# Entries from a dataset
***

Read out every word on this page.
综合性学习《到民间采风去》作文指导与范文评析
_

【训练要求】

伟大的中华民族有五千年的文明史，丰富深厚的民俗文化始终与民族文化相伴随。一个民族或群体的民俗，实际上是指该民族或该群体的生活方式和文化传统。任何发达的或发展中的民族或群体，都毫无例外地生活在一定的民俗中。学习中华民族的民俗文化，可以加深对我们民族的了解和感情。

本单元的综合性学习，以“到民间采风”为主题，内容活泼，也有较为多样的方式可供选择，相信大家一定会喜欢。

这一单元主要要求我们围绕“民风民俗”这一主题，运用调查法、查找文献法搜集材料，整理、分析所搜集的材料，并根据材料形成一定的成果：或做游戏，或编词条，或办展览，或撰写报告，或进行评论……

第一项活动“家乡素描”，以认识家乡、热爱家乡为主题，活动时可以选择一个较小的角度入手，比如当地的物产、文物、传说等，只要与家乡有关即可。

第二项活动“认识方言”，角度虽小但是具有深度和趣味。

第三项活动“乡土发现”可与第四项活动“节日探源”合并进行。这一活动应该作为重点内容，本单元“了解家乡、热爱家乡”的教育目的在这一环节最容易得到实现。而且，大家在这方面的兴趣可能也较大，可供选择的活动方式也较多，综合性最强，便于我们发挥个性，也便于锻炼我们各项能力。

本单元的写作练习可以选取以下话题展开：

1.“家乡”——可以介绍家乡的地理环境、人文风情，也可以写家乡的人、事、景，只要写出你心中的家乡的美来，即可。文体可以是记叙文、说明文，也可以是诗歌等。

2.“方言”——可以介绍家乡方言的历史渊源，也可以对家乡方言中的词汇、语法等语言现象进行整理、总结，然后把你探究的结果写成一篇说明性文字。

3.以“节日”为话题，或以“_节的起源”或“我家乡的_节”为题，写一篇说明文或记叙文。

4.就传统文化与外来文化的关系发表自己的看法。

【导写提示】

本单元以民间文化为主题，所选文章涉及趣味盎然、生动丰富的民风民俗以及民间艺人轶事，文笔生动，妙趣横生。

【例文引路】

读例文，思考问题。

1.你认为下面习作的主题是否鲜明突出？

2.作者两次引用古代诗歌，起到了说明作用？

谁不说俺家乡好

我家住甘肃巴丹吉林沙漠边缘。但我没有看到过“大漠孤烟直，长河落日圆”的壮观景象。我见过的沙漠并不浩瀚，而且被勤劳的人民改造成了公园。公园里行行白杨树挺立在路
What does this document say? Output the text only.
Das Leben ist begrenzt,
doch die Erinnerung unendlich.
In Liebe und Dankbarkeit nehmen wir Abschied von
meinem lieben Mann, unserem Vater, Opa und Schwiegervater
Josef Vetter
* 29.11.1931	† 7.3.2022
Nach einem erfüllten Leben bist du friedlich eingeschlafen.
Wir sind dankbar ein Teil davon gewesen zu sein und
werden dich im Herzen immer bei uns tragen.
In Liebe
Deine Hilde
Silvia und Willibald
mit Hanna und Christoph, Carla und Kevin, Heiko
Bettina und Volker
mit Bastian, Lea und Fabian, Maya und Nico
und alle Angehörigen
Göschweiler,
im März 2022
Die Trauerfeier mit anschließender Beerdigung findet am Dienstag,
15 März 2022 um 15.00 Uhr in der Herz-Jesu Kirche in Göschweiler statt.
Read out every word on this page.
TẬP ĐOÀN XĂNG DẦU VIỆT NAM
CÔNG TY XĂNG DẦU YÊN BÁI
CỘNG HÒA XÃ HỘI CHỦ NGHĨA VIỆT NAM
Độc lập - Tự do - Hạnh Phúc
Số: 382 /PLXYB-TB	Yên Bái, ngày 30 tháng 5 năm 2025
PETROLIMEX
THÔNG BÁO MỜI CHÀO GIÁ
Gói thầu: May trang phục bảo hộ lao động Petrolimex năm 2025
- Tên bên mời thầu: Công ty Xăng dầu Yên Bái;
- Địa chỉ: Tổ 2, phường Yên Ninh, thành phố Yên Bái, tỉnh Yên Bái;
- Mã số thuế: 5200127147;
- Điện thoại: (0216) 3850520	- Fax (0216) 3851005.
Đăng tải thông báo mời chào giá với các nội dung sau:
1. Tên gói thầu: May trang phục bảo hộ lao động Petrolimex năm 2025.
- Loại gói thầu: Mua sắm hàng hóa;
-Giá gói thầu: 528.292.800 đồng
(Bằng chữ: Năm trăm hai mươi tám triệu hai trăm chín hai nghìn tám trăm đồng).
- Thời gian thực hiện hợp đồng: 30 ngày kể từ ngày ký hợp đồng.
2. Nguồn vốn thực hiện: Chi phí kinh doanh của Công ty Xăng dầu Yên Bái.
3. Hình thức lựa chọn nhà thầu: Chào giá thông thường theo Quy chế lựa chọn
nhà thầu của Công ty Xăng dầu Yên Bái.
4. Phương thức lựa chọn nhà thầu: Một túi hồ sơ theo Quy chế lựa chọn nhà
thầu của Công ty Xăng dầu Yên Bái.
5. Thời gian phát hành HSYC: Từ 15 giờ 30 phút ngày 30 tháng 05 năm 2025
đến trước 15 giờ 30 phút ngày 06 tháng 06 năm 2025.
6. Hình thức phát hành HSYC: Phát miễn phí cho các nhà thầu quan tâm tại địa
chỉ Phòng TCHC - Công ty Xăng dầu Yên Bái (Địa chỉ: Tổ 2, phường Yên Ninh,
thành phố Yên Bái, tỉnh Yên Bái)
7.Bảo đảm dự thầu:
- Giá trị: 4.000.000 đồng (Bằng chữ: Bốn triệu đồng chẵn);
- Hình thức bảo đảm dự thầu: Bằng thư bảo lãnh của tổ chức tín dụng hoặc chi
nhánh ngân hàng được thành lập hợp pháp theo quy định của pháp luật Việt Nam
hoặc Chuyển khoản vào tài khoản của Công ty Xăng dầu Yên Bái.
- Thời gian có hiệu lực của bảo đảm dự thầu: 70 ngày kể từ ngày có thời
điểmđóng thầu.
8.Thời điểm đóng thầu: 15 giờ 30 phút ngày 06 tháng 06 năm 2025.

***

# TASK INSTRUCTIONS
Each line of the material above must be retyped precisely.

# EXERCISE ANSWER
Read out every word on this page.
综合性学习《到民间采风去》作文指导与范文评析
_

【训练要求】

伟大的中华民族有五千年的文明史，丰富深厚的民俗文化始终与民族文化相伴随。一个民族或群体的民俗，实际上是指该民族或该群体的生活方式和文化传统。任何发达的或发展中的民族或群体，都毫无例外地生活在一定的民俗中。学习中华民族的民俗文化，可以加深对我们民族的了解和感情。

本单元的综合性学习，以“到民间采风”为主题，内容活泼，也有较为多样的方式可供选择，相信大家一定会喜欢。

这一单元主要要求我们围绕“民风民俗”这一主题，运用调查法、查找文献法搜集材料，整理、分析所搜集的材料，并根据材料形成一定的成果：或做游戏，或编词条，或办展览，或撰写报告，或进行评论……

第一项活动“家乡素描”，以认识家乡、热爱家乡为主题，活动时可以选择一个较小的角度入手，比如当地的物产、文物、传说等，只要与家乡有关即可。

第二项活动“认识方言”，角度虽小但是具有深度和趣味。

第三项活动“乡土发现”可与第四项活动“节日探源”合并进行。这一活动应该作为重点内容，本单元“了解家乡、热爱家乡”的教育目的在这一环节最容易得到实现。而且，大家在这方面的兴趣可能也较大，可供选择的活动方式也较多，综合性最强，便于我们发挥个性，也便于锻炼我们各项能力。

本单元的写作练习可以选取以下话题展开：

1.“家乡”——可以介绍家乡的地理环境、人文风情，也可以写家乡的人、事、景，只要写出你心中的家乡的美来，即可。文体可以是记叙文、说明文，也可以是诗歌等。

2.“方言”——可以介绍家乡方言的历史渊源，也可以对家乡方言中的词汇、语法等语言现象进行整理、总结，然后把你探究的结果写成一篇说明性文字。

3.以“节日”为话题，或以“_节的起源”或“我家乡的_节”为题，写一篇说明文或记叙文。

4.就传统文化与外来文化的关系发表自己的看法。

【导写提示】

本单元以民间文化为主题，所选文章涉及趣味盎然、生动丰富的民风民俗以及民间艺人轶事，文笔生动，妙趣横生。

【例文引路】

读例文，思考问题。

1.你认为下面习作的主题是否鲜明突出？

2.作者两次引用古代诗歌，起到了说明作用？

谁不说俺家乡好

我家住甘肃巴丹吉林沙漠边缘。但我没有看到过“大漠孤烟直，长河落日圆”的壮观景象。我见过的沙漠并不浩瀚，而且被勤劳的人民改造成了公园。公园里行行白杨树挺立在路
What does this document say? Output the text only.
Das Leben ist begrenzt,
doch die Erinnerung unendlich.
In Liebe und Dankbarkeit nehmen wir Abschied von
meinem lieben Mann, unserem Vater, Opa und Schwiegervater
Josef Vetter
* 29.11.1931	† 7.3.2022
Nach einem erfüllten Leben bist du friedlich eingeschlafen.
Wir sind dankbar ein Teil davon gewesen zu sein und
werden dich im Herzen immer bei uns tragen.
In Liebe
Deine Hilde
Silvia und Willibald
mit Hanna und Christoph, Carla und Kevin, Heiko
Bettina und Volker
mit Bastian, Lea und Fabian, Maya und Nico
und alle Angehörigen
Göschweiler,
im März 2022
Die Trauerfeier mit anschließender Beerdigung findet am Dienstag,
15 März 2022 um 15.00 Uhr in der Herz-Jesu Kirche in Göschweiler statt.
Read out every word on this page.
TẬP ĐOÀN XĂNG DẦU VIỆT NAM
CÔNG TY XĂNG DẦU YÊN BÁI
CỘNG HÒA XÃ HỘI CHỦ NGHĨA VIỆT NAM
Độc lập - Tự do - Hạnh Phúc
Số: 382 /PLXYB-TB	Yên Bái, ngày 30 tháng 5 năm 2025
PETROLIMEX
THÔNG BÁO MỜI CHÀO GIÁ
Gói thầu: May trang phục bảo hộ lao động Petrolimex năm 2025
- Tên bên mời thầu: Công ty Xăng dầu Yên Bái;
- Địa chỉ: Tổ 2, phường Yên Ninh, thành phố Yên Bái, tỉnh Yên Bái;
- Mã số thuế: 5200127147;
- Điện thoại: (0216) 3850520	- Fax (0216) 3851005.
Đăng tải thông báo mời chào giá với các nội dung sau:
1. Tên gói thầu: May trang phục bảo hộ lao động Petrolimex năm 2025.
- Loại gói thầu: Mua sắm hàng hóa;
-Giá gói thầu: 528.292.800 đồng
(Bằng chữ: Năm trăm hai mươi tám triệu hai trăm chín hai nghìn tám trăm đồng).
- Thời gian thực hiện hợp đồng: 30 ngày kể từ ngày ký hợp đồng.
2. Nguồn vốn thực hiện: Chi phí kinh doanh của Công ty Xăng dầu Yên Bái.
3. Hình thức lựa chọn nhà thầu: Chào giá thông thường theo Quy chế lựa chọn
nhà thầu của Công ty Xăng dầu Yên Bái.
4. Phương thức lựa chọn nhà thầu: Một túi hồ sơ theo Quy chế lựa chọn nhà
thầu của Công ty Xăng dầu Yên Bái.
5. Thời gian phát hành HSYC: Từ 15 giờ 30 phút ngày 30 tháng 05 năm 2025
đến trước 15 giờ 30 phút ngày 06 tháng 06 năm 2025.
6. Hình thức phát hành HSYC: Phát miễn phí cho các nhà thầu quan tâm tại địa
chỉ Phòng TCHC - Công ty Xăng dầu Yên Bái (Địa chỉ: Tổ 2, phường Yên Ninh,
thành phố Yên Bái, tỉnh Yên Bái)
7.Bảo đảm dự thầu:
- Giá trị: 4.000.000 đồng (Bằng chữ: Bốn triệu đồng chẵn);
- Hình thức bảo đảm dự thầu: Bằng thư bảo lãnh của tổ chức tín dụng hoặc chi
nhánh ngân hàng được thành lập hợp pháp theo quy định của pháp luật Việt Nam
hoặc Chuyển khoản vào tài khoản của Công ty Xăng dầu Yên Bái.
- Thời gian có hiệu lực của bảo đảm dự thầu: 70 ngày kể từ ngày có thời
điểmđóng thầu.
8.Thời điểm đóng thầu: 15 giờ 30 phút ngày 06 tháng 06 năm 2025.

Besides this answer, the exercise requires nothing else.